- _Task directions_: Nothing in the data should change when you return it, but leave the pictures out.
* Begin *
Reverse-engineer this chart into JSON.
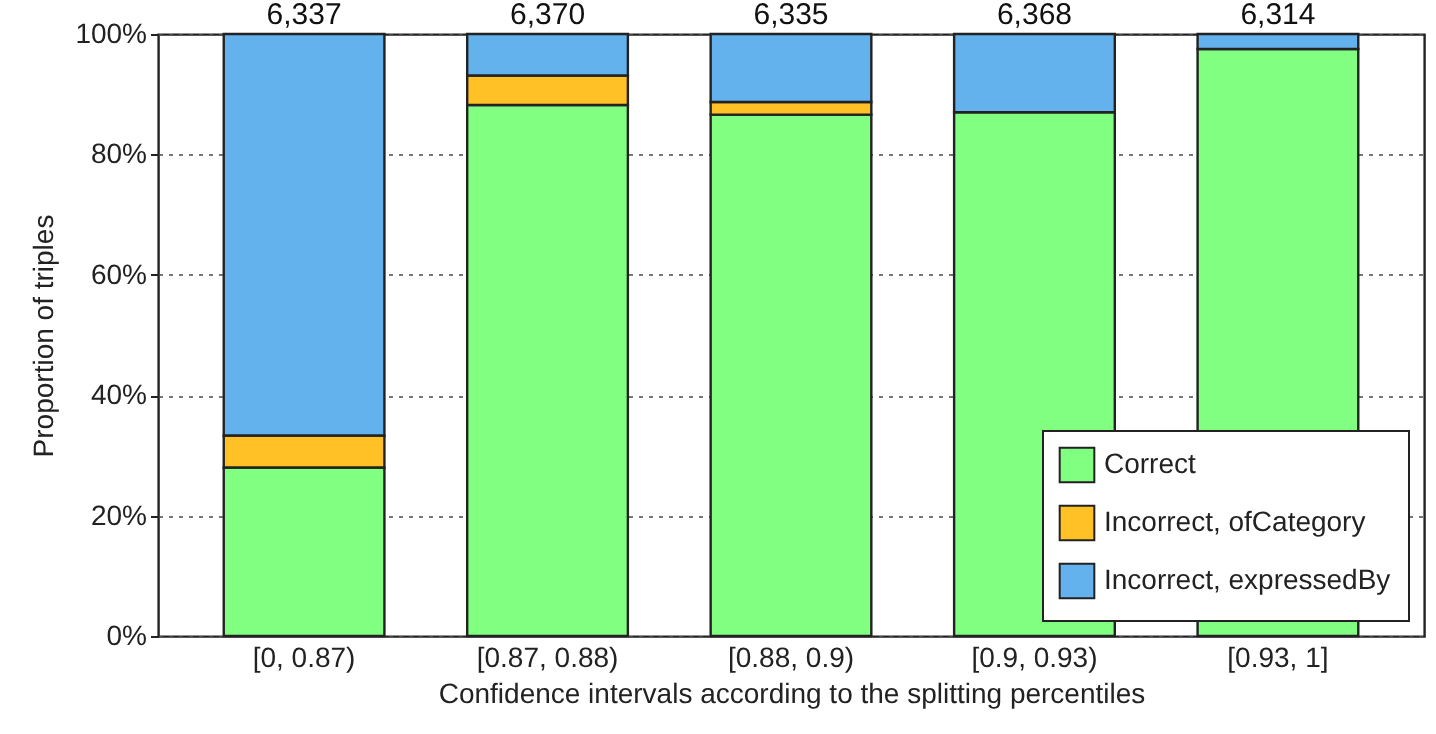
{
  "chart_data": {
    "type": "bar",
    "stacked": true,
    "xlabel": "Confidence intervals according to the splitting percentiles",
    "ylabel": "Proportion of triples",
    "categories": [
      "[0, 0.87)",
      "[0.87, 0.88)",
      "[0.88, 0.9)",
      "[0.9, 0.93)",
      "[0.93, 1]"
    ],
    "series": [
      {
        "name": "Correct",
        "color": "#80ff80",
        "values": [
          28,
          88.2,
          86.6,
          87.0,
          97.5
        ]
      },
      {
        "name": "Incorrect, ofCategory",
        "color": "#ffc125",
        "values": [
          5.3,
          4.9,
          2.1,
          null,
          null
        ]
      },
      {
        "name": "Incorrect, expressedBy",
        "color": "#63b1ed",
        "values": [
          66.7,
          6.9,
          11.3,
          13.0,
          2.5
        ]
      }
    ],
    "annotations": [
      {
        "text": "6,337",
        "x": "[0, 0.87)",
        "y": 100
      },
      {
        "text": "6,370",
        "x": "[0.87, 0.88)",
        "y": 100
      },
      {
        "text": "6,335",
        "x": "[0.88, 0.9)",
        "y": 100
      },
      {
        "text": "6,368",
        "x": "[0.9, 0.93)",
        "y": 100
      },
      {
        "text": "6,314",
        "x": "[0.93, 1]",
        "y": 100
      }
    ],
    "ylim": [
      0,
      100
    ],
    "yticks": [
      {
        "value": 0,
        "label": "0%"
      },
      {
        "value": 20,
        "label": "20%"
      },
      {
        "value": 40,
        "label": "40%"
      },
      {
        "value": 60,
        "label": "60%"
      },
      {
        "value": 80,
        "label": "80%"
      },
      {
        "value": 100,
        "label": "100%"
      }
    ],
    "grid": "y",
    "legend": "bottom right"
  }
}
* End *
- _Task solution_:
Reverse-engineer this chart into JSON.
{
  "chart_data": {
    "type": "bar",
    "stacked": true,
    "xlabel": "Confidence intervals according to the splitting percentiles",
    "ylabel": "Proportion of triples",
    "categories": [
      "[0, 0.87)",
      "[0.87, 0.88)",
      "[0.88, 0.9)",
      "[0.9, 0.93)",
      "[0.93, 1]"
    ],
    "series": [
      {
        "name": "Correct",
        "color": "#80ff80",
        "values": [
          28,
          88.2,
          86.6,
          87.0,
          97.5
        ]
      },
      {
        "name": "Incorrect, ofCategory",
        "color": "#ffc125",
        "values": [
          5.3,
          4.9,
          2.1,
          null,
          null
        ]
      },
      {
        "name": "Incorrect, expressedBy",
        "color": "#63b1ed",
        "values": [
          66.7,
          6.9,
          11.3,
          13.0,
          2.5
        ]
      }
    ],
    "annotations": [
      {
        "text": "6,337",
        "x": "[0, 0.87)",
        "y": 100
      },
      {
        "text": "6,370",
        "x": "[0.87, 0.88)",
        "y": 100
      },
      {
        "text": "6,335",
        "x": "[0.88, 0.9)",
        "y": 100
      },
      {
        "text": "6,368",
        "x": "[0.9, 0.93)",
        "y": 100
      },
      {
        "text": "6,314",
        "x": "[0.93, 1]",
        "y": 100
      }
    ],
    "ylim": [
      0,
      100
    ],
    "yticks": [
      {
        "value": 0,
        "label": "0%"
      },
      {
        "value": 20,
        "label": "20%"
      },
      {
        "value": 40,
        "label": "40%"
      },
      {
        "value": 60,
        "label": "60%"
      },
      {
        "value": 80,
        "label": "80%"
      },
      {
        "value": 100,
        "label": "100%"
      }
    ],
    "grid": "y",
    "legend": "bottom right"
  }
}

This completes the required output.